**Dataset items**
....................
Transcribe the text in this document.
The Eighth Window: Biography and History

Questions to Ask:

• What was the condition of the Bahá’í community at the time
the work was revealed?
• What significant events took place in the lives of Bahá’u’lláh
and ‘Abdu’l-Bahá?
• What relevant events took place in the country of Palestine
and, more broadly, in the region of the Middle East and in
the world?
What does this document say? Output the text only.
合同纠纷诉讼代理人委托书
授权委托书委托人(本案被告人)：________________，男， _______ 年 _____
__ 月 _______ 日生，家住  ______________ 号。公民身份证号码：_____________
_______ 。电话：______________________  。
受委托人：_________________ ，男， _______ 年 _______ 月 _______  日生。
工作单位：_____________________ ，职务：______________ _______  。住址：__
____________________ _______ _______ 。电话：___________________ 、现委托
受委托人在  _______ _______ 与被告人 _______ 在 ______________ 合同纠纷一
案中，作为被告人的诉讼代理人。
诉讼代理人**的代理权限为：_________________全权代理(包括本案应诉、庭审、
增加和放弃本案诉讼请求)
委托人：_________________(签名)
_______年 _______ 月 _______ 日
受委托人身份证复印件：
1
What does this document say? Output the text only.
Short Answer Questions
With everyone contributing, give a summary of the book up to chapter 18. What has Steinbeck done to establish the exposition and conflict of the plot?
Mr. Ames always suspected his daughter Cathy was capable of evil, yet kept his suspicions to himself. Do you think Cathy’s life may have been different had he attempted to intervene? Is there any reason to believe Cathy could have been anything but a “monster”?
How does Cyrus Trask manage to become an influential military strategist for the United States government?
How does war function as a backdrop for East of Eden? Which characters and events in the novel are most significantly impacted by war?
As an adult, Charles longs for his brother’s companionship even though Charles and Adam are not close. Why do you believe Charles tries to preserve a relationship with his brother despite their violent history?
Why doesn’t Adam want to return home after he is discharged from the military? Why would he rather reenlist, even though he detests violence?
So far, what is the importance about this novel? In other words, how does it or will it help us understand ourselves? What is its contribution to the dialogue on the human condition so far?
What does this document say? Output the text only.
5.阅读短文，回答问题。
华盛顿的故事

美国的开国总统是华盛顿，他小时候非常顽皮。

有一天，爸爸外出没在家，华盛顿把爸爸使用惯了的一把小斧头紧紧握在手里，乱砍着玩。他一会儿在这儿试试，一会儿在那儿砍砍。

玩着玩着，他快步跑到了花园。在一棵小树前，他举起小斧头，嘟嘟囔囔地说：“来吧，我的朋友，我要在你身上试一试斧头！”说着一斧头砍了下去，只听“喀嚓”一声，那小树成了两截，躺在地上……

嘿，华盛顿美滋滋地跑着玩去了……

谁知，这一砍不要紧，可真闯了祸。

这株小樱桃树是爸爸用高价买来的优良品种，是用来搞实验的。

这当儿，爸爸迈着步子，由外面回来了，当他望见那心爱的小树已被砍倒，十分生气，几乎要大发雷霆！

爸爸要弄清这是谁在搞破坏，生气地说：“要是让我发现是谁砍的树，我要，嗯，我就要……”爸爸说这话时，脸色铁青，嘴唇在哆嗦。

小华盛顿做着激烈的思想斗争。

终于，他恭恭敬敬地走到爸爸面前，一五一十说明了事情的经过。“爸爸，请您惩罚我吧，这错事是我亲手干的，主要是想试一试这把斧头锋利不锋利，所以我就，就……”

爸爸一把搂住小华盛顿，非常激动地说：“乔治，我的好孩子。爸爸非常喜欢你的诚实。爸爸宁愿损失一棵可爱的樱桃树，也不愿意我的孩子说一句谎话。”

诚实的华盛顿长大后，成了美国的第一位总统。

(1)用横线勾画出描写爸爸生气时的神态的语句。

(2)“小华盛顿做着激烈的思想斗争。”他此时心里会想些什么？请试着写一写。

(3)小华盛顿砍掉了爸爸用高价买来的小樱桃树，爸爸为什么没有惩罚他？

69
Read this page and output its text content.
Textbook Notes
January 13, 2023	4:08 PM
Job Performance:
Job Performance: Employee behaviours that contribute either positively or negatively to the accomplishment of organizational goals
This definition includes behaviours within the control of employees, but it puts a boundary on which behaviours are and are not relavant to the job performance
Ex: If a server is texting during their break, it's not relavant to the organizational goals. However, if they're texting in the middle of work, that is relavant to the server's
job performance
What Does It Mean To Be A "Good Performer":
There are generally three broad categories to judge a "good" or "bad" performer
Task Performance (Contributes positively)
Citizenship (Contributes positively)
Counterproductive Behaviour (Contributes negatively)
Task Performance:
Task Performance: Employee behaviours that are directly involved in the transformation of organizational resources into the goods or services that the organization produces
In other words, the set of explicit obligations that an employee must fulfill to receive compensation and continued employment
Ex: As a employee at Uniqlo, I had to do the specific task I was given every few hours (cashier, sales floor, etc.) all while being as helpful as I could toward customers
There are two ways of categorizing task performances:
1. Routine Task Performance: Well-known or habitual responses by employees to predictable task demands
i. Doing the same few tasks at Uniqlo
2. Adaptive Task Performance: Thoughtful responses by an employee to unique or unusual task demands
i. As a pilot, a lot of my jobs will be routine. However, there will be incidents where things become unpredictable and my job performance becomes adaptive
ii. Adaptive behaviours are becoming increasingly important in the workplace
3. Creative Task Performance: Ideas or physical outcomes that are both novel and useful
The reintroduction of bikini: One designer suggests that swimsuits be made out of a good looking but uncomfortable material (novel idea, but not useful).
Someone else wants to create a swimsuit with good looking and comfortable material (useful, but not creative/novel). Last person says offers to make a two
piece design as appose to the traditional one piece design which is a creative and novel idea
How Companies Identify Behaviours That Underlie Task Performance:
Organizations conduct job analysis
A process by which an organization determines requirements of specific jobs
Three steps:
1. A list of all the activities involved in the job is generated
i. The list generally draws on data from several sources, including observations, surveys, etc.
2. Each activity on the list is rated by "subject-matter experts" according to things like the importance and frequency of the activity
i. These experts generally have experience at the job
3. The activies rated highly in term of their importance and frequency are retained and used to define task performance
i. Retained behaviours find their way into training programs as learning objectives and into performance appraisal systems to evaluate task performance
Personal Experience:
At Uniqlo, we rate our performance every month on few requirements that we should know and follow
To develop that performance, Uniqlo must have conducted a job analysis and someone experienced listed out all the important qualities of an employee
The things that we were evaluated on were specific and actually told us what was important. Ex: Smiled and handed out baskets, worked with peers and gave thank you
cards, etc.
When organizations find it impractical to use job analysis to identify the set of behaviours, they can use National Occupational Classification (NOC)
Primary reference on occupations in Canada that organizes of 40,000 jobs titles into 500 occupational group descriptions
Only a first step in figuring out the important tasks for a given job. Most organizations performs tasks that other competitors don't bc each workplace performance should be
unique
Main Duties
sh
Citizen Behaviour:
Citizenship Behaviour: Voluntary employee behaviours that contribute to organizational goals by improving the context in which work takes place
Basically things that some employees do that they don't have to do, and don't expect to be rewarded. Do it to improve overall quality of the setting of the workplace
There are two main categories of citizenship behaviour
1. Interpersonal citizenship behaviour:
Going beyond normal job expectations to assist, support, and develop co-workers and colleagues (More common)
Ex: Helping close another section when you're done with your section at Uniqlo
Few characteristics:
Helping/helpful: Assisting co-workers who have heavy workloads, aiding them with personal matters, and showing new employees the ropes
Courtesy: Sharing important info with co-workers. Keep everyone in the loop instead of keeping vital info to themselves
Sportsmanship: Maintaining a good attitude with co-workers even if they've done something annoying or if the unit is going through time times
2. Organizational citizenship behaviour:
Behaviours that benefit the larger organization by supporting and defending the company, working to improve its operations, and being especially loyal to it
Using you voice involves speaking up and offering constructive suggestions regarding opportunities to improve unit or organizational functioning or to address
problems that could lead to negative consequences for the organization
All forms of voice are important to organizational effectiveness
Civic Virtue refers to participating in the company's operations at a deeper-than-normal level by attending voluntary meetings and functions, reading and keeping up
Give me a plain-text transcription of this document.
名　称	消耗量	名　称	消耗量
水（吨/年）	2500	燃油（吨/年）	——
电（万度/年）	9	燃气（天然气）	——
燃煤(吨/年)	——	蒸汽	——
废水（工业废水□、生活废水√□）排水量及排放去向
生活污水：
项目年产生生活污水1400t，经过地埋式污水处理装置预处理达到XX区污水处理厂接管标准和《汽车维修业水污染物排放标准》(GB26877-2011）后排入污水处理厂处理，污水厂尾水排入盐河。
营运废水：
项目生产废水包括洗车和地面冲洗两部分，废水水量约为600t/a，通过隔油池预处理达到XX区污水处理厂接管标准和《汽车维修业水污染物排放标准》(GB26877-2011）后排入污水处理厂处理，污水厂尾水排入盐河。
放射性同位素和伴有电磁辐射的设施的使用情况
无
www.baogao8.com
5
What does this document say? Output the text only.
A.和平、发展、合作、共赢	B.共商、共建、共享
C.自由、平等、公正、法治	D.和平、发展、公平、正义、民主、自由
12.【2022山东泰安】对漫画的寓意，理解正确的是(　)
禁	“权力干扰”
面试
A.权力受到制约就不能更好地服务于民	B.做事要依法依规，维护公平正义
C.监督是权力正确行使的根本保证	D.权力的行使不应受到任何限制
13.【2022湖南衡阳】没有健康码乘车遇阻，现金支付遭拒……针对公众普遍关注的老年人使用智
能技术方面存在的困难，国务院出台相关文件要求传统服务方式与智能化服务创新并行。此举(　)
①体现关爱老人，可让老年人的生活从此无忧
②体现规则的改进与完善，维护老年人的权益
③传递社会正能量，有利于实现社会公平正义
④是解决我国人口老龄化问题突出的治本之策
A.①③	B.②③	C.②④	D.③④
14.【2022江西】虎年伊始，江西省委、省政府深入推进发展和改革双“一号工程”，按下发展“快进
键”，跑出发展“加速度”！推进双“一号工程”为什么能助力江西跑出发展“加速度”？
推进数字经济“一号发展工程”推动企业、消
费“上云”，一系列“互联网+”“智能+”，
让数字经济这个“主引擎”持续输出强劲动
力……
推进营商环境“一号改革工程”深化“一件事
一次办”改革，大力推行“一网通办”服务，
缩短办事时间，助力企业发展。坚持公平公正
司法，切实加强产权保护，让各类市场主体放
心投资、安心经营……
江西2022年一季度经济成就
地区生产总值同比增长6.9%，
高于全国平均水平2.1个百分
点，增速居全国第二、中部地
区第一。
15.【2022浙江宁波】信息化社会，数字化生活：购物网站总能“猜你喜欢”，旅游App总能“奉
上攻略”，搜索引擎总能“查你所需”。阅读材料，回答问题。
....................
**INSTRUCTIONS FOR THE TASK**
All lines from the line containing "Give me a plain-text" through the end of the listing above are to be duplicated exactly; include both ends and nothing further.

**SOLUTION**
Give me a plain-text transcription of this document.
名　称	消耗量	名　称	消耗量
水（吨/年）	2500	燃油（吨/年）	——
电（万度/年）	9	燃气（天然气）	——
燃煤(吨/年)	——	蒸汽	——
废水（工业废水□、生活废水√□）排水量及排放去向
生活污水：
项目年产生生活污水1400t，经过地埋式污水处理装置预处理达到XX区污水处理厂接管标准和《汽车维修业水污染物排放标准》(GB26877-2011）后排入污水处理厂处理，污水厂尾水排入盐河。
营运废水：
项目生产废水包括洗车和地面冲洗两部分，废水水量约为600t/a，通过隔油池预处理达到XX区污水处理厂接管标准和《汽车维修业水污染物排放标准》(GB26877-2011）后排入污水处理厂处理，污水厂尾水排入盐河。
放射性同位素和伴有电磁辐射的设施的使用情况
无
www.baogao8.com
5
What does this document say? Output the text only.
A.和平、发展、合作、共赢	B.共商、共建、共享
C.自由、平等、公正、法治	D.和平、发展、公平、正义、民主、自由
12.【2022山东泰安】对漫画的寓意，理解正确的是(　)
禁	“权力干扰”
面试
A.权力受到制约就不能更好地服务于民	B.做事要依法依规，维护公平正义
C.监督是权力正确行使的根本保证	D.权力的行使不应受到任何限制
13.【2022湖南衡阳】没有健康码乘车遇阻，现金支付遭拒……针对公众普遍关注的老年人使用智
能技术方面存在的困难，国务院出台相关文件要求传统服务方式与智能化服务创新并行。此举(　)
①体现关爱老人，可让老年人的生活从此无忧
②体现规则的改进与完善，维护老年人的权益
③传递社会正能量，有利于实现社会公平正义
④是解决我国人口老龄化问题突出的治本之策
A.①③	B.②③	C.②④	D.③④
14.【2022江西】虎年伊始，江西省委、省政府深入推进发展和改革双“一号工程”，按下发展“快进
键”，跑出发展“加速度”！推进双“一号工程”为什么能助力江西跑出发展“加速度”？
推进数字经济“一号发展工程”推动企业、消
费“上云”，一系列“互联网+”“智能+”，
让数字经济这个“主引擎”持续输出强劲动
力……
推进营商环境“一号改革工程”深化“一件事
一次办”改革，大力推行“一网通办”服务，
缩短办事时间，助力企业发展。坚持公平公正
司法，切实加强产权保护，让各类市场主体放
心投资、安心经营……
江西2022年一季度经济成就
地区生产总值同比增长6.9%，
高于全国平均水平2.1个百分
点，增速居全国第二、中部地
区第一。
15.【2022浙江宁波】信息化社会，数字化生活：购物网站总能“猜你喜欢”，旅游App总能“奉
上攻略”，搜索引擎总能“查你所需”。阅读材料，回答问题。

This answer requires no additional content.